====== AVAILABLE DATA

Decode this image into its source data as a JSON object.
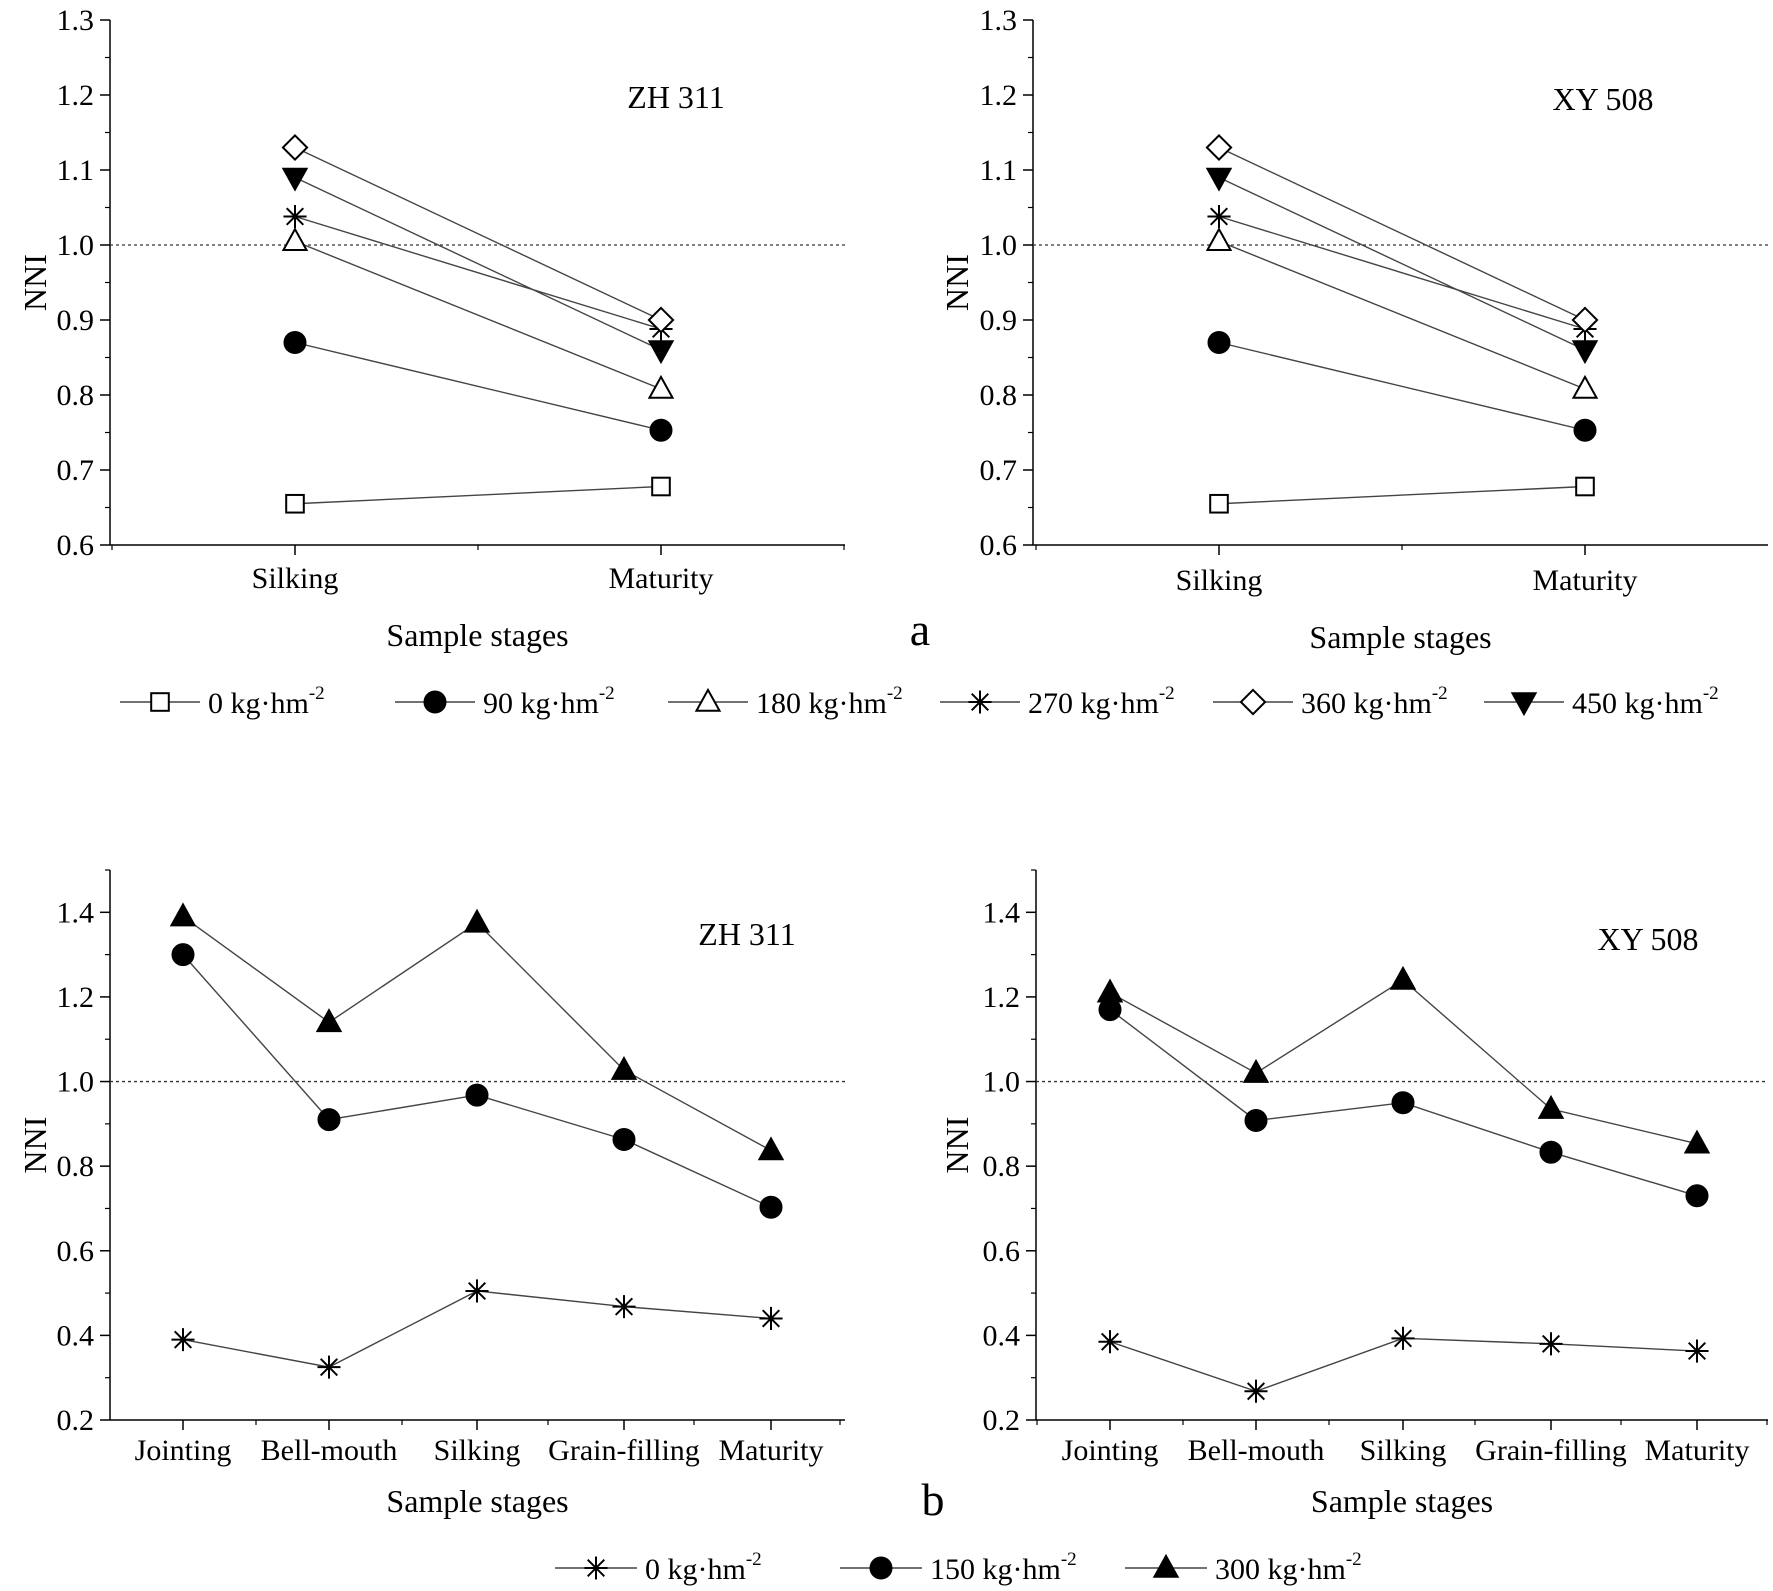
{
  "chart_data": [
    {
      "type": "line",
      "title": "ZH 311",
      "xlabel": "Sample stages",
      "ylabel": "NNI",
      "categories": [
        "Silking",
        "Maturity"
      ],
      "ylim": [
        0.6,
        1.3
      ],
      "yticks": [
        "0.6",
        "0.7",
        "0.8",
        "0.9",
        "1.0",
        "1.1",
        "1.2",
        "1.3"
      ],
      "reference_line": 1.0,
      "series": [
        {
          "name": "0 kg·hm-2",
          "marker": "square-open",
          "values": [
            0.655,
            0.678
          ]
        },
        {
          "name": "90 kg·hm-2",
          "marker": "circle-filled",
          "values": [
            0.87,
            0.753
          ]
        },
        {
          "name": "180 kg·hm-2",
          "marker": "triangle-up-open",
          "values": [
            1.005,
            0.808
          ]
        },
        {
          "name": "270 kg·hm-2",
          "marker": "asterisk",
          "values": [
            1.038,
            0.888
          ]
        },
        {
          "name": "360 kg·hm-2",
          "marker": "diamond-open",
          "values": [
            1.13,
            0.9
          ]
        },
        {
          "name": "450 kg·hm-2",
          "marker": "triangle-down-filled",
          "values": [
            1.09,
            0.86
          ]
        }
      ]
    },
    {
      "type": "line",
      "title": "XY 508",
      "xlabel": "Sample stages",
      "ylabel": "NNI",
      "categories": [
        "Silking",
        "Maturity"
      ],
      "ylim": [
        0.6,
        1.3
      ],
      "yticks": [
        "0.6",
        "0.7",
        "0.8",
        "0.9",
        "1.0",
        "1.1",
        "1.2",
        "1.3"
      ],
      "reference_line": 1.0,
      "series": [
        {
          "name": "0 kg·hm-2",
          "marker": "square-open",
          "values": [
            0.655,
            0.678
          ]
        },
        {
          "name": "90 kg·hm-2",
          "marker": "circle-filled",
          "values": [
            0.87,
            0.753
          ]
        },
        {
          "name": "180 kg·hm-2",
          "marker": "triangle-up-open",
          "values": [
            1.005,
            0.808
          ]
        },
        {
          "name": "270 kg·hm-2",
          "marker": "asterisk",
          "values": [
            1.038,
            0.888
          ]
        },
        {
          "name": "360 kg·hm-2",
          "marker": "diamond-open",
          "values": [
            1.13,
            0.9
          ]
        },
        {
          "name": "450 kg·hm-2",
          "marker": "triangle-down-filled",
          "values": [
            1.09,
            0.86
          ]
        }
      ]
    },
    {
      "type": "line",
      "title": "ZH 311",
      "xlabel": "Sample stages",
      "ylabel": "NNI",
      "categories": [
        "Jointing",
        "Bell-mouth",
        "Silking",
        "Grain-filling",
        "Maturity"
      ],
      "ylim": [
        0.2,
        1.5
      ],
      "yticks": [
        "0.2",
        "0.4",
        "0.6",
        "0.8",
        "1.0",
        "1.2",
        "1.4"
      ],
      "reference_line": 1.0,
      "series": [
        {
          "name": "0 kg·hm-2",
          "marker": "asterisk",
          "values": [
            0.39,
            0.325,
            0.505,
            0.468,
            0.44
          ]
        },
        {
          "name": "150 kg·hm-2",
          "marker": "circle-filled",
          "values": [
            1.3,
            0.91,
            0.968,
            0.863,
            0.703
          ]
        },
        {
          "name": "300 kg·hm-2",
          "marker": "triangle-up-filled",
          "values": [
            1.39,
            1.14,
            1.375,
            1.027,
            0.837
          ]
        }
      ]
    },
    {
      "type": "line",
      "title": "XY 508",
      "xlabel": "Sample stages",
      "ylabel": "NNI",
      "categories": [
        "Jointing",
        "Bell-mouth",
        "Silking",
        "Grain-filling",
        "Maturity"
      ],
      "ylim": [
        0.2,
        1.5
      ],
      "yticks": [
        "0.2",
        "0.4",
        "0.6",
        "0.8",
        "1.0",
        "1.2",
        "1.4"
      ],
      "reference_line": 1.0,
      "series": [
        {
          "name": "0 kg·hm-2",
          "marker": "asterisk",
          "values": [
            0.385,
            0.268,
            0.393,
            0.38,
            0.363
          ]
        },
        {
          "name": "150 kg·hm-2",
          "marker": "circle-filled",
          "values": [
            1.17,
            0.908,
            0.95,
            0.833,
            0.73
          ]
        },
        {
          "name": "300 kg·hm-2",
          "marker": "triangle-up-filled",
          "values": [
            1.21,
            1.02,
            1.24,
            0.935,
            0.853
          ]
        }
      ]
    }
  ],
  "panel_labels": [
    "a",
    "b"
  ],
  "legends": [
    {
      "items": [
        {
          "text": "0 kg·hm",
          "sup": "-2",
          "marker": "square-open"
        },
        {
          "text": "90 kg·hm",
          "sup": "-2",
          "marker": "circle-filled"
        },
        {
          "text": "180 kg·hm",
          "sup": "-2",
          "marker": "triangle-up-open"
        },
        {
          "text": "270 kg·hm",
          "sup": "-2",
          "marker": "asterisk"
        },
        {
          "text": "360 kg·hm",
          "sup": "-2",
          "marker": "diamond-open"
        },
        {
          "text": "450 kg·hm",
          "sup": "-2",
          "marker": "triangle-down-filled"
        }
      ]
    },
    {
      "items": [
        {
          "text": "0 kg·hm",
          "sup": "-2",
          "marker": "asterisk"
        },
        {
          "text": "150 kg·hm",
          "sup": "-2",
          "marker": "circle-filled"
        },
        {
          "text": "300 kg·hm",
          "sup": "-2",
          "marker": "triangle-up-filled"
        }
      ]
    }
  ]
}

============
====== AVAILABLE DATA

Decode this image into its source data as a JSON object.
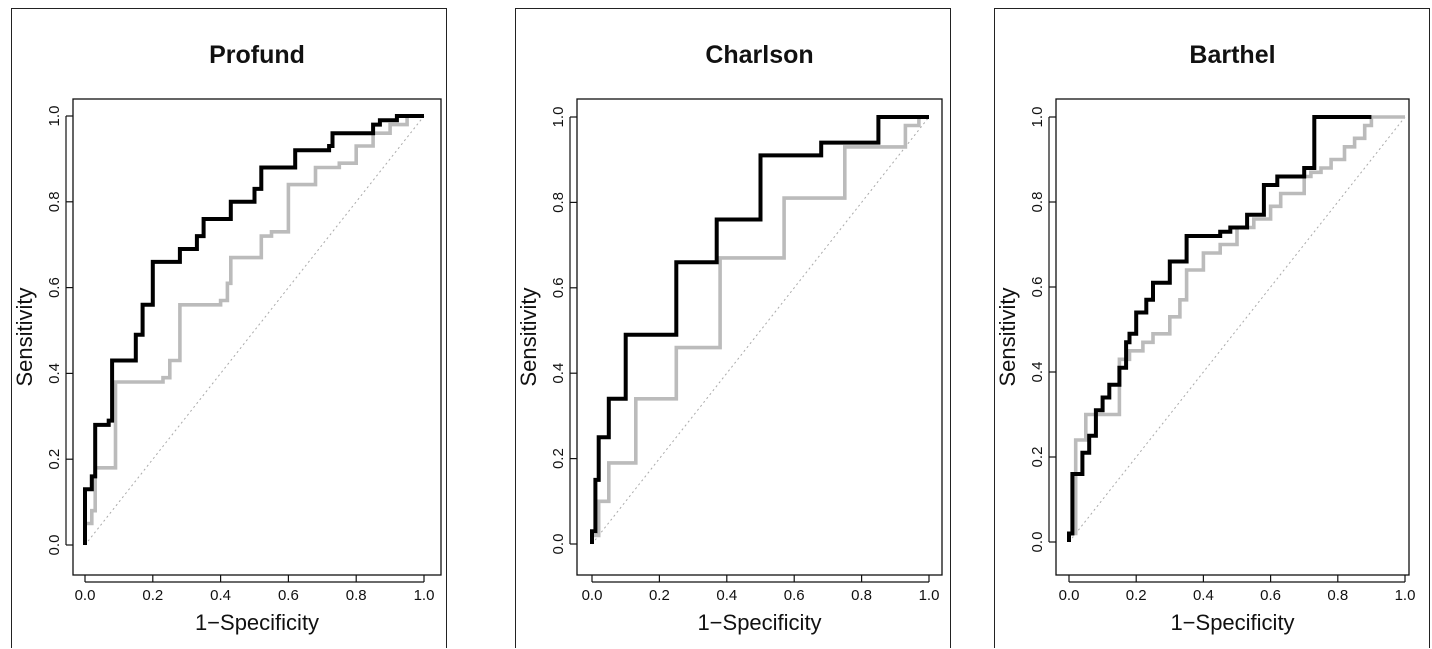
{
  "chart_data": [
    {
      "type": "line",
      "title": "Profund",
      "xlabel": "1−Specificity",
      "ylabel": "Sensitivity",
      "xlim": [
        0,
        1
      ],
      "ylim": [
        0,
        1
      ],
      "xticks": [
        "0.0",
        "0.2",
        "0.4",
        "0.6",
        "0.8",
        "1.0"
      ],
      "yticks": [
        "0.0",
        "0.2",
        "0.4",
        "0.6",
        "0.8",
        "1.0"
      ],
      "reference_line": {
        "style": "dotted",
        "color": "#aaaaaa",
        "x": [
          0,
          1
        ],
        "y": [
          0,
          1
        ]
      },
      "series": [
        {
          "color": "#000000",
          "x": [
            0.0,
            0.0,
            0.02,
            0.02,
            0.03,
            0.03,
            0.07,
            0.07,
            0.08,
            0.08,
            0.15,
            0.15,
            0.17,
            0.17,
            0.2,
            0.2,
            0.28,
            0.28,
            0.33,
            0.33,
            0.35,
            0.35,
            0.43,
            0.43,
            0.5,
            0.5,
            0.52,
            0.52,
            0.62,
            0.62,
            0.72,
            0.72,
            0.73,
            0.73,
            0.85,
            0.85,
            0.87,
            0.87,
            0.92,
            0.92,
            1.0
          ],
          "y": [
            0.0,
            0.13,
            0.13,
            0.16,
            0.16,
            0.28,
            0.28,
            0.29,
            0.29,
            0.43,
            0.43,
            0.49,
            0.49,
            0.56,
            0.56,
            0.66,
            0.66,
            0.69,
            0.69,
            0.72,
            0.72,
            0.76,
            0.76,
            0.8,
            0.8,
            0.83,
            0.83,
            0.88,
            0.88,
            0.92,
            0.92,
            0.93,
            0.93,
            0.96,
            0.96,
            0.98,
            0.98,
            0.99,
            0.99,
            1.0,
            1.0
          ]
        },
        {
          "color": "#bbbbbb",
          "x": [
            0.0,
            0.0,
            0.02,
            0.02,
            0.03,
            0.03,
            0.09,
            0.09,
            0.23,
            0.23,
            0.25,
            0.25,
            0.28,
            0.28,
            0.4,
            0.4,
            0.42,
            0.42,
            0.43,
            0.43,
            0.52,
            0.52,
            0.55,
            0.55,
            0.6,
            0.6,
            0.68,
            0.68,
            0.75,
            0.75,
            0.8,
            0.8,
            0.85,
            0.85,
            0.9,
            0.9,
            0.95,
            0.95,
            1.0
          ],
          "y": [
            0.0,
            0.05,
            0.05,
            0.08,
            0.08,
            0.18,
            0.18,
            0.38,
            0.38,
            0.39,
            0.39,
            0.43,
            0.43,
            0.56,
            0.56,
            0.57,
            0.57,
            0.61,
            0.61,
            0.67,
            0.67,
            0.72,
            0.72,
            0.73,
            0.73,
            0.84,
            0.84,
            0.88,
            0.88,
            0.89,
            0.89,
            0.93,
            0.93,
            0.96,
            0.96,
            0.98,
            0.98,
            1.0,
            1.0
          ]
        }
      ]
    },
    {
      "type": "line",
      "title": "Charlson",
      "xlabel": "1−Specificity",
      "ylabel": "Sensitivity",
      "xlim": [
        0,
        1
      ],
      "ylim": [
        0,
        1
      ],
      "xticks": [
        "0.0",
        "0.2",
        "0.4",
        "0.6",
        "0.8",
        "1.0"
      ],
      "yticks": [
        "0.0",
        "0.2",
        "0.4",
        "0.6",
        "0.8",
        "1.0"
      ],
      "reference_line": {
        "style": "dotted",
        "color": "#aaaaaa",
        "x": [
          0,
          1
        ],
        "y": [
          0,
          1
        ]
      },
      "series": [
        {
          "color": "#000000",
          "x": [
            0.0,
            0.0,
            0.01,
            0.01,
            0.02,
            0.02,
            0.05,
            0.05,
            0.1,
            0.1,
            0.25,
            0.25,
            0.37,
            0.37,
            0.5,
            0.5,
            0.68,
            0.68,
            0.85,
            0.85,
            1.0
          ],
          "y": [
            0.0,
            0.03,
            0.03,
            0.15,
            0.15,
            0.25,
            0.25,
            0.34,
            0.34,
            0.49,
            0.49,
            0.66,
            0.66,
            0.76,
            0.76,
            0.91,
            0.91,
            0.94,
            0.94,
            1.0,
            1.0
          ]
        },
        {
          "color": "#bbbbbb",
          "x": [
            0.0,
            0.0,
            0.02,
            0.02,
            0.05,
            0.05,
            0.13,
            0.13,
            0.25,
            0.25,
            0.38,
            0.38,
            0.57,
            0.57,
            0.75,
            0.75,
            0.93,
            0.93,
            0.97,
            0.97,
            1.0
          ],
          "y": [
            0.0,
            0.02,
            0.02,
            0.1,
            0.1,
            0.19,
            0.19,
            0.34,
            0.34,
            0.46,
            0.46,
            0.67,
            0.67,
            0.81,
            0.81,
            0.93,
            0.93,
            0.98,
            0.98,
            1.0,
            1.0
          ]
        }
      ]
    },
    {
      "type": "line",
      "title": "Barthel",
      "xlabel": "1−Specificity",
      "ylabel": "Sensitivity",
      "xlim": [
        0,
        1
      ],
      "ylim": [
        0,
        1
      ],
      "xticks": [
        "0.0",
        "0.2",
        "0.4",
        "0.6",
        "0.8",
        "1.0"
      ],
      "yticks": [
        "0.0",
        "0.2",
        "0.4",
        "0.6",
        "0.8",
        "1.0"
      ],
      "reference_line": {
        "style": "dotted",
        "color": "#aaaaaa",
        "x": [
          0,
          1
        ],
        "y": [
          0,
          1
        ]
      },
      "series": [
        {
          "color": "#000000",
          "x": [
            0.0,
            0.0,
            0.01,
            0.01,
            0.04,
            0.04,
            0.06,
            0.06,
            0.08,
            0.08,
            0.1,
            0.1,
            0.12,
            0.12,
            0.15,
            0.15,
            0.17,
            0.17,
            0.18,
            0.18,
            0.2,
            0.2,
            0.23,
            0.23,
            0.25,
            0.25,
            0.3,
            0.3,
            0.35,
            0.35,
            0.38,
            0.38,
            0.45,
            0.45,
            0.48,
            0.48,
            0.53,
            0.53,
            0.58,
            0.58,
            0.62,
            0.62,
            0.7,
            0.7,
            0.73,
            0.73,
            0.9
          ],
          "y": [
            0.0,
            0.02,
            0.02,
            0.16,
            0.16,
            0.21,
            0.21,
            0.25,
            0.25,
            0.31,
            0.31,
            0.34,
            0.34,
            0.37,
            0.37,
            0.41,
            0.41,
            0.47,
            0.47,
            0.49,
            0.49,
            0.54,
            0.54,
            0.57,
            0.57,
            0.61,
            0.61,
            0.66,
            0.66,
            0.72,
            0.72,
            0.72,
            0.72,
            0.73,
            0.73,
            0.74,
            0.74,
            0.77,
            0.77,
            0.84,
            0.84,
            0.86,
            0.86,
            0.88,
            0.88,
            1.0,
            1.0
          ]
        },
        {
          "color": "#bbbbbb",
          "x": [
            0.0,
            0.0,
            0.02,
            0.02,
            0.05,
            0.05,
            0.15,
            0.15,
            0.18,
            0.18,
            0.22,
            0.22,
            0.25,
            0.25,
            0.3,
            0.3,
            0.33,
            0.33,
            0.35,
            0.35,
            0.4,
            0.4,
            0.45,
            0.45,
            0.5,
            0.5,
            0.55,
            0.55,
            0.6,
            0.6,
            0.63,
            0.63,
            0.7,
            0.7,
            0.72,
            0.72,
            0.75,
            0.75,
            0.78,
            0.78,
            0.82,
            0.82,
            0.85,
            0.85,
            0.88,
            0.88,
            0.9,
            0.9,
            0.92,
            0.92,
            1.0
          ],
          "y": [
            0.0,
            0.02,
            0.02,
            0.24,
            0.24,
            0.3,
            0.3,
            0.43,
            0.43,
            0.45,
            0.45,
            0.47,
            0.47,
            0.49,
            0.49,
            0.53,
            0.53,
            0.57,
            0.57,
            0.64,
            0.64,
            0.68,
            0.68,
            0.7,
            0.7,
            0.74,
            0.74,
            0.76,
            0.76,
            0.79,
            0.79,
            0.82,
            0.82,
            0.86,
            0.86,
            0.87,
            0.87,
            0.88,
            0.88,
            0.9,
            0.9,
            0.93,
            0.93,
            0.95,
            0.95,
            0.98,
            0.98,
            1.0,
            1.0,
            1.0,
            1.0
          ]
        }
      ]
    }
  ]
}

============

Copy every line from the records above that contains the word "text".

          "text": "0 kg·hm",
          "text": "90 kg·hm",
          "text": "180 kg·hm",
          "text": "270 kg·hm",
          "text": "360 kg·hm",
          "text": "450 kg·hm",
          "text": "0 kg·hm",
          "text": "150 kg·hm",
          "text": "300 kg·hm",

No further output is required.